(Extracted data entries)
**********

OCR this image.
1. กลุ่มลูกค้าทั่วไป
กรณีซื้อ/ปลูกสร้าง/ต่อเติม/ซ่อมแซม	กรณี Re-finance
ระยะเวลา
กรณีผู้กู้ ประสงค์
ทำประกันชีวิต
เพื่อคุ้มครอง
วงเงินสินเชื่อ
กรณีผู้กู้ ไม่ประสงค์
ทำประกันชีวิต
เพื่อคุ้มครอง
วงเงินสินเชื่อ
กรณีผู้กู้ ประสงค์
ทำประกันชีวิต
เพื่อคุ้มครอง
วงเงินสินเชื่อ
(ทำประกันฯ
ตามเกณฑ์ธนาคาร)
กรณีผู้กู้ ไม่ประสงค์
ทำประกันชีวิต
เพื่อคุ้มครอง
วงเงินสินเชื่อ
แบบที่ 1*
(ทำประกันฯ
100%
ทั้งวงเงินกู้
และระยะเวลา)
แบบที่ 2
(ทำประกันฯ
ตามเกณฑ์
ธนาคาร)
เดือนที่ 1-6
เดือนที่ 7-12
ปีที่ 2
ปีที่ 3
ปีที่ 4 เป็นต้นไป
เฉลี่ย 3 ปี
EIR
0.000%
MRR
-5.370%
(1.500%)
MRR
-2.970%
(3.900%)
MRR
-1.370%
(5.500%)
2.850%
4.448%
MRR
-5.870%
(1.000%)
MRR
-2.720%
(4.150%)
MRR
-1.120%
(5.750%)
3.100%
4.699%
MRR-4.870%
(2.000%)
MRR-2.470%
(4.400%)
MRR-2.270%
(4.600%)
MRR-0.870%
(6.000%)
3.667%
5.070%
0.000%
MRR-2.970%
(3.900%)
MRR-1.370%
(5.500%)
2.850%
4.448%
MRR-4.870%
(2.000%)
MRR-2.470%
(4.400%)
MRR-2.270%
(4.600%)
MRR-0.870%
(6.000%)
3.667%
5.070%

**********

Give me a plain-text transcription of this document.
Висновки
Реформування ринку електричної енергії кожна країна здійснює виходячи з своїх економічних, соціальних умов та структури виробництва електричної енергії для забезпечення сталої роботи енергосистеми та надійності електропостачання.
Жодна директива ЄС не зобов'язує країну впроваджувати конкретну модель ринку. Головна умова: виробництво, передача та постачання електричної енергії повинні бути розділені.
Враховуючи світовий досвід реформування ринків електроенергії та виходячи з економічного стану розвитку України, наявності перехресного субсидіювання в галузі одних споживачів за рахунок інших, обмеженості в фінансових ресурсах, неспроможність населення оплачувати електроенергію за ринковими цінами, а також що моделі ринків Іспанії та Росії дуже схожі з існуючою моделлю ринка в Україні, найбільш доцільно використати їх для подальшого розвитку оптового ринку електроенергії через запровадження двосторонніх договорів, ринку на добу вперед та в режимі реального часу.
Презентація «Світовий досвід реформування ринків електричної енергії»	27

**********

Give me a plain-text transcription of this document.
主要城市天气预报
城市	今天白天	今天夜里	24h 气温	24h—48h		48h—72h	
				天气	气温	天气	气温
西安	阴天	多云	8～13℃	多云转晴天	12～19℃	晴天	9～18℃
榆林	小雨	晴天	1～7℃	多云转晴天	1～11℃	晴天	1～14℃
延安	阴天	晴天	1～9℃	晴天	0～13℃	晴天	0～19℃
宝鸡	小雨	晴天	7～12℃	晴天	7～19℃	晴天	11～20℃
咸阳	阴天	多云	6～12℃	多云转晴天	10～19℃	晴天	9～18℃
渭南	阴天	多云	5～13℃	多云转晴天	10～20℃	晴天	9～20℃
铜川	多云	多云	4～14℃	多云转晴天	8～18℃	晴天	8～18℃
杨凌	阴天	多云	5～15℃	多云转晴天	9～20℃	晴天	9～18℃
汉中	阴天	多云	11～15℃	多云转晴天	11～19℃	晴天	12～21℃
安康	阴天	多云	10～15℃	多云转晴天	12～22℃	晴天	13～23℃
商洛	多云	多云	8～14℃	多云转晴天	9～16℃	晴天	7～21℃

**********

* Task requirements *
Return from the data every line that holds "多云转晴天".

* Result below *
西安	阴天	多云	8～13℃	多云转晴天	12～19℃	晴天	9～18℃
榆林	小雨	晴天	1～7℃	多云转晴天	1～11℃	晴天	1～14℃
咸阳	阴天	多云	6～12℃	多云转晴天	10～19℃	晴天	9～18℃
渭南	阴天	多云	5～13℃	多云转晴天	10～20℃	晴天	9～20℃
铜川	多云	多云	4～14℃	多云转晴天	8～18℃	晴天	8～18℃
杨凌	阴天	多云	5～15℃	多云转晴天	9～20℃	晴天	9～18℃
汉中	阴天	多云	11～15℃	多云转晴天	11～19℃	晴天	12～21℃
安康	阴天	多云	10～15℃	多云转晴天	12～22℃	晴天	13～23℃
商洛	多云	多云	8～14℃	多云转晴天	9～16℃	晴天	7～21℃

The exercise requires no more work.